• _WORK TO DO_:
The records that follow are to be repeated without alteration.

• _RAW RECORDS_:
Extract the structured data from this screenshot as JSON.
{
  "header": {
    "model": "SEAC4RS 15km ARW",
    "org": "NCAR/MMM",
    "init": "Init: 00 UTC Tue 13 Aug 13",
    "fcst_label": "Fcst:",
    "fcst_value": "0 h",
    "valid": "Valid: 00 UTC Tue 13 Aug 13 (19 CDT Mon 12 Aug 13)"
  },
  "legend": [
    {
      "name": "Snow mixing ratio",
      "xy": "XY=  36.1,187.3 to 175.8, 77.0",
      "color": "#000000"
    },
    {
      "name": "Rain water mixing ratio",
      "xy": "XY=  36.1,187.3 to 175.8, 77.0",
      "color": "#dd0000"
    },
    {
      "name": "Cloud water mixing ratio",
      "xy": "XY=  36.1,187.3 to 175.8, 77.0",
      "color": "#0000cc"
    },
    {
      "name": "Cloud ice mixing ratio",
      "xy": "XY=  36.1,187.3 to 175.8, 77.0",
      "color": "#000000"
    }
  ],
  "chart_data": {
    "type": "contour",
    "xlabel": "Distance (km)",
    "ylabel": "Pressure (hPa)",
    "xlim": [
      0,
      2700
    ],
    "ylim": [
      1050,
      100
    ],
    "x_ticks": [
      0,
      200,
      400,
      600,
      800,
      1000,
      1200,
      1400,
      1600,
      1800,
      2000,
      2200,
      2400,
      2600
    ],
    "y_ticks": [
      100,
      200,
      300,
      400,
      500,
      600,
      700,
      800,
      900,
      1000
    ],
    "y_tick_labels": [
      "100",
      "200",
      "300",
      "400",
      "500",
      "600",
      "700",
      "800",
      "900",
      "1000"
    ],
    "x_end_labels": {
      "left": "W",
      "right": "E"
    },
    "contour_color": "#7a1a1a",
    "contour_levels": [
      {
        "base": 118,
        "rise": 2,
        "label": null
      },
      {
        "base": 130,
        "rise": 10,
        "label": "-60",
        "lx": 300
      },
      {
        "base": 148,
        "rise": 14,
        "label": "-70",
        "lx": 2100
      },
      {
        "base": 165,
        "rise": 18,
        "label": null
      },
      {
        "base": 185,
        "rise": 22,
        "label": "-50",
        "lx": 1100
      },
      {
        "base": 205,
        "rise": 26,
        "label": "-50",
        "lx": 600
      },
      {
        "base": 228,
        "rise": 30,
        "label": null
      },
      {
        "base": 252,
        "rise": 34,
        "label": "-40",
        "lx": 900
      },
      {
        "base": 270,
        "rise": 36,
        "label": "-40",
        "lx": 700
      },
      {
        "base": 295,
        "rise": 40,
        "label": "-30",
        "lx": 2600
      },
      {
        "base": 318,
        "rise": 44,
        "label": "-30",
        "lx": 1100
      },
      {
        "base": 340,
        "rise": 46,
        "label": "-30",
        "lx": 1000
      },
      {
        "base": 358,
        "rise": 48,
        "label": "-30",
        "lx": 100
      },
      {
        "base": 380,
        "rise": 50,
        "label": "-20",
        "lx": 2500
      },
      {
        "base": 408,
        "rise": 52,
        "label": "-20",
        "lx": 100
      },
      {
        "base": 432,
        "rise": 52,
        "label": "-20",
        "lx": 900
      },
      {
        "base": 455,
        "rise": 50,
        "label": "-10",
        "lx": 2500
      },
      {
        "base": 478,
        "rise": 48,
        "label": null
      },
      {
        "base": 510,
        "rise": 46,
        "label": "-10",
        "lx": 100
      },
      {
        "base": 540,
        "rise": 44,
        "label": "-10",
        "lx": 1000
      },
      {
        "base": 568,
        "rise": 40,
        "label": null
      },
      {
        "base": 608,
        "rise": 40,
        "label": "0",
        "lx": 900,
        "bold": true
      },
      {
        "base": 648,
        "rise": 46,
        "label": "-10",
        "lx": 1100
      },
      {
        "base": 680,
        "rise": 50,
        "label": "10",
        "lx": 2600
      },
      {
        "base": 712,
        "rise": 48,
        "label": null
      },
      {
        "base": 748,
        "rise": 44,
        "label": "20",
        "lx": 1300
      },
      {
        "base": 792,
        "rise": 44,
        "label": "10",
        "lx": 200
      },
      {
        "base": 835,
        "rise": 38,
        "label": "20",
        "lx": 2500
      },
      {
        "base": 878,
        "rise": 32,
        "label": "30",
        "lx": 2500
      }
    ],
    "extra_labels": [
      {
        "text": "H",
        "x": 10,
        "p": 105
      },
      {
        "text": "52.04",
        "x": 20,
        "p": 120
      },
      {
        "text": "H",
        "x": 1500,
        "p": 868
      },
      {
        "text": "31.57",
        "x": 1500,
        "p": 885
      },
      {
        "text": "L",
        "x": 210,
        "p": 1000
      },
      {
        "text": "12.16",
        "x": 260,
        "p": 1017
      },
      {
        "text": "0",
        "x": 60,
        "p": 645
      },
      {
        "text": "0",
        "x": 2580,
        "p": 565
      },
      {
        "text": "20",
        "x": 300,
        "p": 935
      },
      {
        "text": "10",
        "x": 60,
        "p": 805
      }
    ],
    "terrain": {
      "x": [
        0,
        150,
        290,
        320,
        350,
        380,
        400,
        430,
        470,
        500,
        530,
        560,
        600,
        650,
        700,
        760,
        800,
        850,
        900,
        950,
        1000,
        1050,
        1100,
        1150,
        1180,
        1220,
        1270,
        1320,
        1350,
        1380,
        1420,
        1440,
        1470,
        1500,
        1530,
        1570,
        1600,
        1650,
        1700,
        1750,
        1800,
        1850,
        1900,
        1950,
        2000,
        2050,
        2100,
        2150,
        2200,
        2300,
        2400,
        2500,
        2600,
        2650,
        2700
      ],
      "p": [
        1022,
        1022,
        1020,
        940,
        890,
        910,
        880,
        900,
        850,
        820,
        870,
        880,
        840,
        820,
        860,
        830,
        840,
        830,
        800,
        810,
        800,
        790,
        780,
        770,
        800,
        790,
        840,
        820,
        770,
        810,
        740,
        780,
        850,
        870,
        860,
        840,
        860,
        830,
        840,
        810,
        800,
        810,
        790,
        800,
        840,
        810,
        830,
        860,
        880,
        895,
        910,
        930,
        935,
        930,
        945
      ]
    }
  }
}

• _SOLUTION TO THE PROBLEM_:
Extract the structured data from this screenshot as JSON.
{
  "header": {
    "model": "SEAC4RS 15km ARW",
    "org": "NCAR/MMM",
    "init": "Init: 00 UTC Tue 13 Aug 13",
    "fcst_label": "Fcst:",
    "fcst_value": "0 h",
    "valid": "Valid: 00 UTC Tue 13 Aug 13 (19 CDT Mon 12 Aug 13)"
  },
  "legend": [
    {
      "name": "Snow mixing ratio",
      "xy": "XY=  36.1,187.3 to 175.8, 77.0",
      "color": "#000000"
    },
    {
      "name": "Rain water mixing ratio",
      "xy": "XY=  36.1,187.3 to 175.8, 77.0",
      "color": "#dd0000"
    },
    {
      "name": "Cloud water mixing ratio",
      "xy": "XY=  36.1,187.3 to 175.8, 77.0",
      "color": "#0000cc"
    },
    {
      "name": "Cloud ice mixing ratio",
      "xy": "XY=  36.1,187.3 to 175.8, 77.0",
      "color": "#000000"
    }
  ],
  "chart_data": {
    "type": "contour",
    "xlabel": "Distance (km)",
    "ylabel": "Pressure (hPa)",
    "xlim": [
      0,
      2700
    ],
    "ylim": [
      1050,
      100
    ],
    "x_ticks": [
      0,
      200,
      400,
      600,
      800,
      1000,
      1200,
      1400,
      1600,
      1800,
      2000,
      2200,
      2400,
      2600
    ],
    "y_ticks": [
      100,
      200,
      300,
      400,
      500,
      600,
      700,
      800,
      900,
      1000
    ],
    "y_tick_labels": [
      "100",
      "200",
      "300",
      "400",
      "500",
      "600",
      "700",
      "800",
      "900",
      "1000"
    ],
    "x_end_labels": {
      "left": "W",
      "right": "E"
    },
    "contour_color": "#7a1a1a",
    "contour_levels": [
      {
        "base": 118,
        "rise": 2,
        "label": null
      },
      {
        "base": 130,
        "rise": 10,
        "label": "-60",
        "lx": 300
      },
      {
        "base": 148,
        "rise": 14,
        "label": "-70",
        "lx": 2100
      },
      {
        "base": 165,
        "rise": 18,
        "label": null
      },
      {
        "base": 185,
        "rise": 22,
        "label": "-50",
        "lx": 1100
      },
      {
        "base": 205,
        "rise": 26,
        "label": "-50",
        "lx": 600
      },
      {
        "base": 228,
        "rise": 30,
        "label": null
      },
      {
        "base": 252,
        "rise": 34,
        "label": "-40",
        "lx": 900
      },
      {
        "base": 270,
        "rise": 36,
        "label": "-40",
        "lx": 700
      },
      {
        "base": 295,
        "rise": 40,
        "label": "-30",
        "lx": 2600
      },
      {
        "base": 318,
        "rise": 44,
        "label": "-30",
        "lx": 1100
      },
      {
        "base": 340,
        "rise": 46,
        "label": "-30",
        "lx": 1000
      },
      {
        "base": 358,
        "rise": 48,
        "label": "-30",
        "lx": 100
      },
      {
        "base": 380,
        "rise": 50,
        "label": "-20",
        "lx": 2500
      },
      {
        "base": 408,
        "rise": 52,
        "label": "-20",
        "lx": 100
      },
      {
        "base": 432,
        "rise": 52,
        "label": "-20",
        "lx": 900
      },
      {
        "base": 455,
        "rise": 50,
        "label": "-10",
        "lx": 2500
      },
      {
        "base": 478,
        "rise": 48,
        "label": null
      },
      {
        "base": 510,
        "rise": 46,
        "label": "-10",
        "lx": 100
      },
      {
        "base": 540,
        "rise": 44,
        "label": "-10",
        "lx": 1000
      },
      {
        "base": 568,
        "rise": 40,
        "label": null
      },
      {
        "base": 608,
        "rise": 40,
        "label": "0",
        "lx": 900,
        "bold": true
      },
      {
        "base": 648,
        "rise": 46,
        "label": "-10",
        "lx": 1100
      },
      {
        "base": 680,
        "rise": 50,
        "label": "10",
        "lx": 2600
      },
      {
        "base": 712,
        "rise": 48,
        "label": null
      },
      {
        "base": 748,
        "rise": 44,
        "label": "20",
        "lx": 1300
      },
      {
        "base": 792,
        "rise": 44,
        "label": "10",
        "lx": 200
      },
      {
        "base": 835,
        "rise": 38,
        "label": "20",
        "lx": 2500
      },
      {
        "base": 878,
        "rise": 32,
        "label": "30",
        "lx": 2500
      }
    ],
    "extra_labels": [
      {
        "text": "H",
        "x": 10,
        "p": 105
      },
      {
        "text": "52.04",
        "x": 20,
        "p": 120
      },
      {
        "text": "H",
        "x": 1500,
        "p": 868
      },
      {
        "text": "31.57",
        "x": 1500,
        "p": 885
      },
      {
        "text": "L",
        "x": 210,
        "p": 1000
      },
      {
        "text": "12.16",
        "x": 260,
        "p": 1017
      },
      {
        "text": "0",
        "x": 60,
        "p": 645
      },
      {
        "text": "0",
        "x": 2580,
        "p": 565
      },
      {
        "text": "20",
        "x": 300,
        "p": 935
      },
      {
        "text": "10",
        "x": 60,
        "p": 805
      }
    ],
    "terrain": {
      "x": [
        0,
        150,
        290,
        320,
        350,
        380,
        400,
        430,
        470,
        500,
        530,
        560,
        600,
        650,
        700,
        760,
        800,
        850,
        900,
        950,
        1000,
        1050,
        1100,
        1150,
        1180,
        1220,
        1270,
        1320,
        1350,
        1380,
        1420,
        1440,
        1470,
        1500,
        1530,
        1570,
        1600,
        1650,
        1700,
        1750,
        1800,
        1850,
        1900,
        1950,
        2000,
        2050,
        2100,
        2150,
        2200,
        2300,
        2400,
        2500,
        2600,
        2650,
        2700
      ],
      "p": [
        1022,
        1022,
        1020,
        940,
        890,
        910,
        880,
        900,
        850,
        820,
        870,
        880,
        840,
        820,
        860,
        830,
        840,
        830,
        800,
        810,
        800,
        790,
        780,
        770,
        800,
        790,
        840,
        820,
        770,
        810,
        740,
        780,
        850,
        870,
        860,
        840,
        860,
        830,
        840,
        810,
        800,
        810,
        790,
        800,
        840,
        810,
        830,
        860,
        880,
        895,
        910,
        930,
        935,
        930,
        945
      ]
    }
  }
}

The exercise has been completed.